* **Directions for this task**
Quote, without change, all of the lines that follow.

Data extracted from a collection
####################

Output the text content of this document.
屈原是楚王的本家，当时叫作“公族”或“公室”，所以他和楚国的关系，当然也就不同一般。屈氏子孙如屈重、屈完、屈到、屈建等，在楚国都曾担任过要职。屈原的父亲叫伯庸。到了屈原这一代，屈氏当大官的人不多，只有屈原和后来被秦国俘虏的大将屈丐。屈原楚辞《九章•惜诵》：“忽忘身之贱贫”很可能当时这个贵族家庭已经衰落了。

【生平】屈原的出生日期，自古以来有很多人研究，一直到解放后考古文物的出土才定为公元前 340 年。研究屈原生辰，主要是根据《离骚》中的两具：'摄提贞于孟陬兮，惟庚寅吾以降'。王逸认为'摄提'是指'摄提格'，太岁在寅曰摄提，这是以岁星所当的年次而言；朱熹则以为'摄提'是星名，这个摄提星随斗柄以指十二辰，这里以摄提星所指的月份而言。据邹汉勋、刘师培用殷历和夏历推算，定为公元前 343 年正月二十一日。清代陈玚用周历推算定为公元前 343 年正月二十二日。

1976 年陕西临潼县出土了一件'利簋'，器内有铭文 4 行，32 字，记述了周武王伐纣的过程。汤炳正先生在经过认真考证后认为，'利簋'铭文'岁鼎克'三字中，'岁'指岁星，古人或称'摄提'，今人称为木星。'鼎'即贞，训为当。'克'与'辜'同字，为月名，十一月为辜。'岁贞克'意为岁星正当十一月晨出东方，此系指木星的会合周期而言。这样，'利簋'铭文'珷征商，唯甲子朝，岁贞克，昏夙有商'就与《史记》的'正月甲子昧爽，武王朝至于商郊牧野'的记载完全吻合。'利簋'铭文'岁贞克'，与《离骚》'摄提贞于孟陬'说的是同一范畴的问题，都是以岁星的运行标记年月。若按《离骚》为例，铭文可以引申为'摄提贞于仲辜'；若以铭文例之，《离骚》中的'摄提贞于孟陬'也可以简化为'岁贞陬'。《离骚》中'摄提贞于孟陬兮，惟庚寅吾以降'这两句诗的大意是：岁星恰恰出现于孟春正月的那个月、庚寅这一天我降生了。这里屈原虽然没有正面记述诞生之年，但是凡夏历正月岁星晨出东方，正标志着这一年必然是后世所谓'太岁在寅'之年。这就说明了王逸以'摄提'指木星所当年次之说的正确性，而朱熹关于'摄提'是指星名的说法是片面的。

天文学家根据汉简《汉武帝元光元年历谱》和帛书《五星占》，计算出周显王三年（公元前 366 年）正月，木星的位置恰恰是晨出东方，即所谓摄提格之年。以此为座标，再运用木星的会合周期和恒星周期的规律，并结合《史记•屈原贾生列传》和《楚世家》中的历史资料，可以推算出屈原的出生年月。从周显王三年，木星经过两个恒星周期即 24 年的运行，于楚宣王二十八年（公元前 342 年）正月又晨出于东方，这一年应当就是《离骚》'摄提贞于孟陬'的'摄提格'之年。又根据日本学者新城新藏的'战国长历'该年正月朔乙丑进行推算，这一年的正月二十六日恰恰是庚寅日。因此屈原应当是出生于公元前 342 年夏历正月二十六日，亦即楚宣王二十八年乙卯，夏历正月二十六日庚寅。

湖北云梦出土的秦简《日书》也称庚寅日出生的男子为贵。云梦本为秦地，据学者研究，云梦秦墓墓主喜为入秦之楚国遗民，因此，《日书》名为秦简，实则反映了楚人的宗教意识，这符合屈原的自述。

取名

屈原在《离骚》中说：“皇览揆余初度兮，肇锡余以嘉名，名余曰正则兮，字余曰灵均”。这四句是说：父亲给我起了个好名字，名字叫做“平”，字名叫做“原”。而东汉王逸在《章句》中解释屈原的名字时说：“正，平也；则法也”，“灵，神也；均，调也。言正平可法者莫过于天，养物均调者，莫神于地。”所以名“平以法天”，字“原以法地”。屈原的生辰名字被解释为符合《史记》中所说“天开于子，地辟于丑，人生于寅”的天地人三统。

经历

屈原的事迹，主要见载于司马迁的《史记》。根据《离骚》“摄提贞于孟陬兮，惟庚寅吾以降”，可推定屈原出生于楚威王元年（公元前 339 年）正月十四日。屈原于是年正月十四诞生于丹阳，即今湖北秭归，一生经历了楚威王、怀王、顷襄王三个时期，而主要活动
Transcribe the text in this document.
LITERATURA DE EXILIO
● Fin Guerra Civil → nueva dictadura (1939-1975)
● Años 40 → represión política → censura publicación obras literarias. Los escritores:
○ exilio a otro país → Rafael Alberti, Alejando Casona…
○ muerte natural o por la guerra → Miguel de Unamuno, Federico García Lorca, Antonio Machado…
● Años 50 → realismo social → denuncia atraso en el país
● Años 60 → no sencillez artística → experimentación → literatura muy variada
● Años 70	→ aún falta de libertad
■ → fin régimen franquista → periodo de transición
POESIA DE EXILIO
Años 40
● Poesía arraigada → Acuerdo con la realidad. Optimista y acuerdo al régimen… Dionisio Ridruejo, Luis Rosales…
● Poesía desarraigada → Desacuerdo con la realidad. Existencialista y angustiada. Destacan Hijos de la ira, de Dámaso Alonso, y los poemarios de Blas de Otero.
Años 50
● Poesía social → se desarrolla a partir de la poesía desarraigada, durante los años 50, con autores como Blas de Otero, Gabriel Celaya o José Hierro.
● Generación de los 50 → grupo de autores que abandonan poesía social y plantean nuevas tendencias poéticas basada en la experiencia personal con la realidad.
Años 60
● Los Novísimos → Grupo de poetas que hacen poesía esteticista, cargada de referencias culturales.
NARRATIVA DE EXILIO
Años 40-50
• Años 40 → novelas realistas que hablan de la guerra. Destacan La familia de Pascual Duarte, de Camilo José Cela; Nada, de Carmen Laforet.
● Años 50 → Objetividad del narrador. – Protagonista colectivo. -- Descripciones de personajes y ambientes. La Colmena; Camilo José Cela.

####################

* **The reply**
Output the text content of this document.
屈原是楚王的本家，当时叫作“公族”或“公室”，所以他和楚国的关系，当然也就不同一般。屈氏子孙如屈重、屈完、屈到、屈建等，在楚国都曾担任过要职。屈原的父亲叫伯庸。到了屈原这一代，屈氏当大官的人不多，只有屈原和后来被秦国俘虏的大将屈丐。屈原楚辞《九章•惜诵》：“忽忘身之贱贫”很可能当时这个贵族家庭已经衰落了。

【生平】屈原的出生日期，自古以来有很多人研究，一直到解放后考古文物的出土才定为公元前 340 年。研究屈原生辰，主要是根据《离骚》中的两具：'摄提贞于孟陬兮，惟庚寅吾以降'。王逸认为'摄提'是指'摄提格'，太岁在寅曰摄提，这是以岁星所当的年次而言；朱熹则以为'摄提'是星名，这个摄提星随斗柄以指十二辰，这里以摄提星所指的月份而言。据邹汉勋、刘师培用殷历和夏历推算，定为公元前 343 年正月二十一日。清代陈玚用周历推算定为公元前 343 年正月二十二日。

1976 年陕西临潼县出土了一件'利簋'，器内有铭文 4 行，32 字，记述了周武王伐纣的过程。汤炳正先生在经过认真考证后认为，'利簋'铭文'岁鼎克'三字中，'岁'指岁星，古人或称'摄提'，今人称为木星。'鼎'即贞，训为当。'克'与'辜'同字，为月名，十一月为辜。'岁贞克'意为岁星正当十一月晨出东方，此系指木星的会合周期而言。这样，'利簋'铭文'珷征商，唯甲子朝，岁贞克，昏夙有商'就与《史记》的'正月甲子昧爽，武王朝至于商郊牧野'的记载完全吻合。'利簋'铭文'岁贞克'，与《离骚》'摄提贞于孟陬'说的是同一范畴的问题，都是以岁星的运行标记年月。若按《离骚》为例，铭文可以引申为'摄提贞于仲辜'；若以铭文例之，《离骚》中的'摄提贞于孟陬'也可以简化为'岁贞陬'。《离骚》中'摄提贞于孟陬兮，惟庚寅吾以降'这两句诗的大意是：岁星恰恰出现于孟春正月的那个月、庚寅这一天我降生了。这里屈原虽然没有正面记述诞生之年，但是凡夏历正月岁星晨出东方，正标志着这一年必然是后世所谓'太岁在寅'之年。这就说明了王逸以'摄提'指木星所当年次之说的正确性，而朱熹关于'摄提'是指星名的说法是片面的。

天文学家根据汉简《汉武帝元光元年历谱》和帛书《五星占》，计算出周显王三年（公元前 366 年）正月，木星的位置恰恰是晨出东方，即所谓摄提格之年。以此为座标，再运用木星的会合周期和恒星周期的规律，并结合《史记•屈原贾生列传》和《楚世家》中的历史资料，可以推算出屈原的出生年月。从周显王三年，木星经过两个恒星周期即 24 年的运行，于楚宣王二十八年（公元前 342 年）正月又晨出于东方，这一年应当就是《离骚》'摄提贞于孟陬'的'摄提格'之年。又根据日本学者新城新藏的'战国长历'该年正月朔乙丑进行推算，这一年的正月二十六日恰恰是庚寅日。因此屈原应当是出生于公元前 342 年夏历正月二十六日，亦即楚宣王二十八年乙卯，夏历正月二十六日庚寅。

湖北云梦出土的秦简《日书》也称庚寅日出生的男子为贵。云梦本为秦地，据学者研究，云梦秦墓墓主喜为入秦之楚国遗民，因此，《日书》名为秦简，实则反映了楚人的宗教意识，这符合屈原的自述。

取名

屈原在《离骚》中说：“皇览揆余初度兮，肇锡余以嘉名，名余曰正则兮，字余曰灵均”。这四句是说：父亲给我起了个好名字，名字叫做“平”，字名叫做“原”。而东汉王逸在《章句》中解释屈原的名字时说：“正，平也；则法也”，“灵，神也；均，调也。言正平可法者莫过于天，养物均调者，莫神于地。”所以名“平以法天”，字“原以法地”。屈原的生辰名字被解释为符合《史记》中所说“天开于子，地辟于丑，人生于寅”的天地人三统。

经历

屈原的事迹，主要见载于司马迁的《史记》。根据《离骚》“摄提贞于孟陬兮，惟庚寅吾以降”，可推定屈原出生于楚威王元年（公元前 339 年）正月十四日。屈原于是年正月十四诞生于丹阳，即今湖北秭归，一生经历了楚威王、怀王、顷襄王三个时期，而主要活动
Transcribe the text in this document.
LITERATURA DE EXILIO
● Fin Guerra Civil → nueva dictadura (1939-1975)
● Años 40 → represión política → censura publicación obras literarias. Los escritores:
○ exilio a otro país → Rafael Alberti, Alejando Casona…
○ muerte natural o por la guerra → Miguel de Unamuno, Federico García Lorca, Antonio Machado…
● Años 50 → realismo social → denuncia atraso en el país
● Años 60 → no sencillez artística → experimentación → literatura muy variada
● Años 70	→ aún falta de libertad
■ → fin régimen franquista → periodo de transición
POESIA DE EXILIO
Años 40
● Poesía arraigada → Acuerdo con la realidad. Optimista y acuerdo al régimen… Dionisio Ridruejo, Luis Rosales…
● Poesía desarraigada → Desacuerdo con la realidad. Existencialista y angustiada. Destacan Hijos de la ira, de Dámaso Alonso, y los poemarios de Blas de Otero.
Años 50
● Poesía social → se desarrolla a partir de la poesía desarraigada, durante los años 50, con autores como Blas de Otero, Gabriel Celaya o José Hierro.
● Generación de los 50 → grupo de autores que abandonan poesía social y plantean nuevas tendencias poéticas basada en la experiencia personal con la realidad.
Años 60
● Los Novísimos → Grupo de poetas que hacen poesía esteticista, cargada de referencias culturales.
NARRATIVA DE EXILIO
Años 40-50
• Años 40 → novelas realistas que hablan de la guerra. Destacan La familia de Pascual Duarte, de Camilo José Cela; Nada, de Carmen Laforet.
● Años 50 → Objetividad del narrador. – Protagonista colectivo. -- Descripciones de personajes y ambientes. La Colmena; Camilo José Cela.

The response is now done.